§ **WHAT TO PRODUCE**: The records below are to be quoted in full; please keep every word exact.

═══ STORED DATA

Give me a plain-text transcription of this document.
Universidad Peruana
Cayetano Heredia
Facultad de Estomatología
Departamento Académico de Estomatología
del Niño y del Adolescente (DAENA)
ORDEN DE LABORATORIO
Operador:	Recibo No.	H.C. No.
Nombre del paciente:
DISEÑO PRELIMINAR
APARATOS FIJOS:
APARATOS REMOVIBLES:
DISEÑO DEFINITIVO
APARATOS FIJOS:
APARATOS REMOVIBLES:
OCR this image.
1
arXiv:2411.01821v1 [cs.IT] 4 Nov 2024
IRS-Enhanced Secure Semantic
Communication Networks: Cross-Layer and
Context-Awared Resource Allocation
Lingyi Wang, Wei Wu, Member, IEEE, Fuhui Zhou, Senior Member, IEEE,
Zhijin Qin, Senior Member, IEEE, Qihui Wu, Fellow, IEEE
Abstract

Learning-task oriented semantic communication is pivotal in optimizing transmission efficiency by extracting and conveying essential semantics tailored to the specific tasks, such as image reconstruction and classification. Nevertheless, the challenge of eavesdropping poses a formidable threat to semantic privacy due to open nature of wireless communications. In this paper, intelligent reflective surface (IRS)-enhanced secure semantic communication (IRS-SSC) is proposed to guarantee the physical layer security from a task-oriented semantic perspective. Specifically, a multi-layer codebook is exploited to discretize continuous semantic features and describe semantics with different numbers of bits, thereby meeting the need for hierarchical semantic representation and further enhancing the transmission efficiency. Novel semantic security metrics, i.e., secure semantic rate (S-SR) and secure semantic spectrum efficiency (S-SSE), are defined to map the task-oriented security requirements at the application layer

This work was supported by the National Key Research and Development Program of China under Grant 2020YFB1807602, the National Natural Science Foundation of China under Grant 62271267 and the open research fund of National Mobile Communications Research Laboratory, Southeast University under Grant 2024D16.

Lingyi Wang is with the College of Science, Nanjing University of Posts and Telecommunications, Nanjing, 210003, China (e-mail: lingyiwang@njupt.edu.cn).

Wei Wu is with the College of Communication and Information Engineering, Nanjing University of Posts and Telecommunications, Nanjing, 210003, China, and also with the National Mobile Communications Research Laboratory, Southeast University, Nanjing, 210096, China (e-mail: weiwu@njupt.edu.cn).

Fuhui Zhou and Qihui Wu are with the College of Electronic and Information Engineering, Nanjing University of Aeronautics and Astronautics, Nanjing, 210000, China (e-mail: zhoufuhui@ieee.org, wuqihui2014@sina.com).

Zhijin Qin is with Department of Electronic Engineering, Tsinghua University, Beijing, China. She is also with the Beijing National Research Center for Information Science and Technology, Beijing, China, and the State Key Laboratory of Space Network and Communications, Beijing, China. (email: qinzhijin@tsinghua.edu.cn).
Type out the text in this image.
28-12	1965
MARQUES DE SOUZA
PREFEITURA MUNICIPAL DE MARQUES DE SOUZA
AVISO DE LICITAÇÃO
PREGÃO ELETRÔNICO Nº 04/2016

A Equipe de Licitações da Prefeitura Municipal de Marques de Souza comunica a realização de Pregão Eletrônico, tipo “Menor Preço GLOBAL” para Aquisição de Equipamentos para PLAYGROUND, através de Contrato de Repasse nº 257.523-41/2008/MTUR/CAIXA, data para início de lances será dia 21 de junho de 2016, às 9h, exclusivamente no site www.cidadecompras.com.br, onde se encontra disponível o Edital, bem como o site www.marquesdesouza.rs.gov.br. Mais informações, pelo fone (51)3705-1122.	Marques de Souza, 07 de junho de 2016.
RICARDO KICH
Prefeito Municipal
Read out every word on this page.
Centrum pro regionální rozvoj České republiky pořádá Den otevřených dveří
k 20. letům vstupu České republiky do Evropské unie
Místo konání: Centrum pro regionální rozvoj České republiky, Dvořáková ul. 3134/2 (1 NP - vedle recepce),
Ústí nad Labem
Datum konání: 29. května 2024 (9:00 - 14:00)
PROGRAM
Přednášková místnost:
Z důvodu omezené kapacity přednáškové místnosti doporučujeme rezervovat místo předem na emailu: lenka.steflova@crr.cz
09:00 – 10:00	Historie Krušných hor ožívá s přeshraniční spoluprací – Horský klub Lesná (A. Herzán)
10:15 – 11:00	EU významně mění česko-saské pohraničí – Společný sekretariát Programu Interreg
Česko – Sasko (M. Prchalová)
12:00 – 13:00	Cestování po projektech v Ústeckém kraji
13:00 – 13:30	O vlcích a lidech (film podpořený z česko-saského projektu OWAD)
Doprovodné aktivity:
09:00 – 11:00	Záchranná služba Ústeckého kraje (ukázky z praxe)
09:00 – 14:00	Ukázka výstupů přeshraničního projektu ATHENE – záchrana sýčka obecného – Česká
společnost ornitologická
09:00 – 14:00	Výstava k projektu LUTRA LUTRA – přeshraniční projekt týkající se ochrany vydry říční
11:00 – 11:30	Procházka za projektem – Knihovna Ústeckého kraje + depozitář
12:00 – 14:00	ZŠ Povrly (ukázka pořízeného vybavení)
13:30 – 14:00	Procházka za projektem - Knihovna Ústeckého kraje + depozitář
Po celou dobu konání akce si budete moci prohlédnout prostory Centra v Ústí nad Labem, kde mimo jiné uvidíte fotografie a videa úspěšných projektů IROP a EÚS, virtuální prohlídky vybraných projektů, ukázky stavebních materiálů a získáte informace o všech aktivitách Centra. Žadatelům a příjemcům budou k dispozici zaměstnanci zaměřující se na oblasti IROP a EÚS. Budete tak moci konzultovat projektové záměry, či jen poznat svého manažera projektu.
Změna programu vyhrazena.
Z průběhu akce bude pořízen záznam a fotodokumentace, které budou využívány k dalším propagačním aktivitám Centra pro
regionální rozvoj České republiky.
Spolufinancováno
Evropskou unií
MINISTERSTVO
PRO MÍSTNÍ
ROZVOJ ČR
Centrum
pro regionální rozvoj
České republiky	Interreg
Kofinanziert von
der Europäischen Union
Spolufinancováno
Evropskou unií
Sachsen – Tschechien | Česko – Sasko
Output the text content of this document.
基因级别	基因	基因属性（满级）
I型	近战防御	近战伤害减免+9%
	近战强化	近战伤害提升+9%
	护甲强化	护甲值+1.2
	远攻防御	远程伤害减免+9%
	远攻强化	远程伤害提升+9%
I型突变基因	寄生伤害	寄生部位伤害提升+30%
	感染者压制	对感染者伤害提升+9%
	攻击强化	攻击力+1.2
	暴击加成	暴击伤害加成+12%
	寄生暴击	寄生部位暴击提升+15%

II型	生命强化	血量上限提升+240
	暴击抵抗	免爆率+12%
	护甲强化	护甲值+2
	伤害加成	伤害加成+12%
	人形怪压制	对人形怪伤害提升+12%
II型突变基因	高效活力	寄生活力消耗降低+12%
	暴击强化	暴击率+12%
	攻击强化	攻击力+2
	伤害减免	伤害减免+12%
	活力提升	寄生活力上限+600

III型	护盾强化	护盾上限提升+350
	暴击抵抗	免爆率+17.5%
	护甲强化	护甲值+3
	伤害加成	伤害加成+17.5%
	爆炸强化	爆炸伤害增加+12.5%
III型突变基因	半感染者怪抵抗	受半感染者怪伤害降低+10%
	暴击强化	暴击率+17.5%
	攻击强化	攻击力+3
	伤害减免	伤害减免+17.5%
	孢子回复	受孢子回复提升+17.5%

══════

§ **EXPECTED OUTPUT**:
Give me a plain-text transcription of this document.
Universidad Peruana
Cayetano Heredia
Facultad de Estomatología
Departamento Académico de Estomatología
del Niño y del Adolescente (DAENA)
ORDEN DE LABORATORIO
Operador:	Recibo No.	H.C. No.
Nombre del paciente:
DISEÑO PRELIMINAR
APARATOS FIJOS:
APARATOS REMOVIBLES:
DISEÑO DEFINITIVO
APARATOS FIJOS:
APARATOS REMOVIBLES:
OCR this image.
1
arXiv:2411.01821v1 [cs.IT] 4 Nov 2024
IRS-Enhanced Secure Semantic
Communication Networks: Cross-Layer and
Context-Awared Resource Allocation
Lingyi Wang, Wei Wu, Member, IEEE, Fuhui Zhou, Senior Member, IEEE,
Zhijin Qin, Senior Member, IEEE, Qihui Wu, Fellow, IEEE
Abstract

Learning-task oriented semantic communication is pivotal in optimizing transmission efficiency by extracting and conveying essential semantics tailored to the specific tasks, such as image reconstruction and classification. Nevertheless, the challenge of eavesdropping poses a formidable threat to semantic privacy due to open nature of wireless communications. In this paper, intelligent reflective surface (IRS)-enhanced secure semantic communication (IRS-SSC) is proposed to guarantee the physical layer security from a task-oriented semantic perspective. Specifically, a multi-layer codebook is exploited to discretize continuous semantic features and describe semantics with different numbers of bits, thereby meeting the need for hierarchical semantic representation and further enhancing the transmission efficiency. Novel semantic security metrics, i.e., secure semantic rate (S-SR) and secure semantic spectrum efficiency (S-SSE), are defined to map the task-oriented security requirements at the application layer

This work was supported by the National Key Research and Development Program of China under Grant 2020YFB1807602, the National Natural Science Foundation of China under Grant 62271267 and the open research fund of National Mobile Communications Research Laboratory, Southeast University under Grant 2024D16.

Lingyi Wang is with the College of Science, Nanjing University of Posts and Telecommunications, Nanjing, 210003, China (e-mail: lingyiwang@njupt.edu.cn).

Wei Wu is with the College of Communication and Information Engineering, Nanjing University of Posts and Telecommunications, Nanjing, 210003, China, and also with the National Mobile Communications Research Laboratory, Southeast University, Nanjing, 210096, China (e-mail: weiwu@njupt.edu.cn).

Fuhui Zhou and Qihui Wu are with the College of Electronic and Information Engineering, Nanjing University of Aeronautics and Astronautics, Nanjing, 210000, China (e-mail: zhoufuhui@ieee.org, wuqihui2014@sina.com).

Zhijin Qin is with Department of Electronic Engineering, Tsinghua University, Beijing, China. She is also with the Beijing National Research Center for Information Science and Technology, Beijing, China, and the State Key Laboratory of Space Network and Communications, Beijing, China. (email: qinzhijin@tsinghua.edu.cn).
Type out the text in this image.
28-12	1965
MARQUES DE SOUZA
PREFEITURA MUNICIPAL DE MARQUES DE SOUZA
AVISO DE LICITAÇÃO
PREGÃO ELETRÔNICO Nº 04/2016

A Equipe de Licitações da Prefeitura Municipal de Marques de Souza comunica a realização de Pregão Eletrônico, tipo “Menor Preço GLOBAL” para Aquisição de Equipamentos para PLAYGROUND, através de Contrato de Repasse nº 257.523-41/2008/MTUR/CAIXA, data para início de lances será dia 21 de junho de 2016, às 9h, exclusivamente no site www.cidadecompras.com.br, onde se encontra disponível o Edital, bem como o site www.marquesdesouza.rs.gov.br. Mais informações, pelo fone (51)3705-1122.	Marques de Souza, 07 de junho de 2016.
RICARDO KICH
Prefeito Municipal
Read out every word on this page.
Centrum pro regionální rozvoj České republiky pořádá Den otevřených dveří
k 20. letům vstupu České republiky do Evropské unie
Místo konání: Centrum pro regionální rozvoj České republiky, Dvořáková ul. 3134/2 (1 NP - vedle recepce),
Ústí nad Labem
Datum konání: 29. května 2024 (9:00 - 14:00)
PROGRAM
Přednášková místnost:
Z důvodu omezené kapacity přednáškové místnosti doporučujeme rezervovat místo předem na emailu: lenka.steflova@crr.cz
09:00 – 10:00	Historie Krušných hor ožívá s přeshraniční spoluprací – Horský klub Lesná (A. Herzán)
10:15 – 11:00	EU významně mění česko-saské pohraničí – Společný sekretariát Programu Interreg
Česko – Sasko (M. Prchalová)
12:00 – 13:00	Cestování po projektech v Ústeckém kraji
13:00 – 13:30	O vlcích a lidech (film podpořený z česko-saského projektu OWAD)
Doprovodné aktivity:
09:00 – 11:00	Záchranná služba Ústeckého kraje (ukázky z praxe)
09:00 – 14:00	Ukázka výstupů přeshraničního projektu ATHENE – záchrana sýčka obecného – Česká
společnost ornitologická
09:00 – 14:00	Výstava k projektu LUTRA LUTRA – přeshraniční projekt týkající se ochrany vydry říční
11:00 – 11:30	Procházka za projektem – Knihovna Ústeckého kraje + depozitář
12:00 – 14:00	ZŠ Povrly (ukázka pořízeného vybavení)
13:30 – 14:00	Procházka za projektem - Knihovna Ústeckého kraje + depozitář
Po celou dobu konání akce si budete moci prohlédnout prostory Centra v Ústí nad Labem, kde mimo jiné uvidíte fotografie a videa úspěšných projektů IROP a EÚS, virtuální prohlídky vybraných projektů, ukázky stavebních materiálů a získáte informace o všech aktivitách Centra. Žadatelům a příjemcům budou k dispozici zaměstnanci zaměřující se na oblasti IROP a EÚS. Budete tak moci konzultovat projektové záměry, či jen poznat svého manažera projektu.
Změna programu vyhrazena.
Z průběhu akce bude pořízen záznam a fotodokumentace, které budou využívány k dalším propagačním aktivitám Centra pro
regionální rozvoj České republiky.
Spolufinancováno
Evropskou unií
MINISTERSTVO
PRO MÍSTNÍ
ROZVOJ ČR
Centrum
pro regionální rozvoj
České republiky	Interreg
Kofinanziert von
der Europäischen Union
Spolufinancováno
Evropskou unií
Sachsen – Tschechien | Česko – Sasko
Output the text content of this document.
基因级别	基因	基因属性（满级）
I型	近战防御	近战伤害减免+9%
	近战强化	近战伤害提升+9%
	护甲强化	护甲值+1.2
	远攻防御	远程伤害减免+9%
	远攻强化	远程伤害提升+9%
I型突变基因	寄生伤害	寄生部位伤害提升+30%
	感染者压制	对感染者伤害提升+9%
	攻击强化	攻击力+1.2
	暴击加成	暴击伤害加成+12%
	寄生暴击	寄生部位暴击提升+15%

II型	生命强化	血量上限提升+240
	暴击抵抗	免爆率+12%
	护甲强化	护甲值+2
	伤害加成	伤害加成+12%
	人形怪压制	对人形怪伤害提升+12%
II型突变基因	高效活力	寄生活力消耗降低+12%
	暴击强化	暴击率+12%
	攻击强化	攻击力+2
	伤害减免	伤害减免+12%
	活力提升	寄生活力上限+600

III型	护盾强化	护盾上限提升+350
	暴击抵抗	免爆率+17.5%
	护甲强化	护甲值+3
	伤害加成	伤害加成+17.5%
	爆炸强化	爆炸伤害增加+12.5%
III型突变基因	半感染者怪抵抗	受半感染者怪伤害降低+10%
	暴击强化	暴击率+17.5%
	攻击强化	攻击力+3
	伤害减免	伤害减免+17.5%
	孢子回复	受孢子回复提升+17.5%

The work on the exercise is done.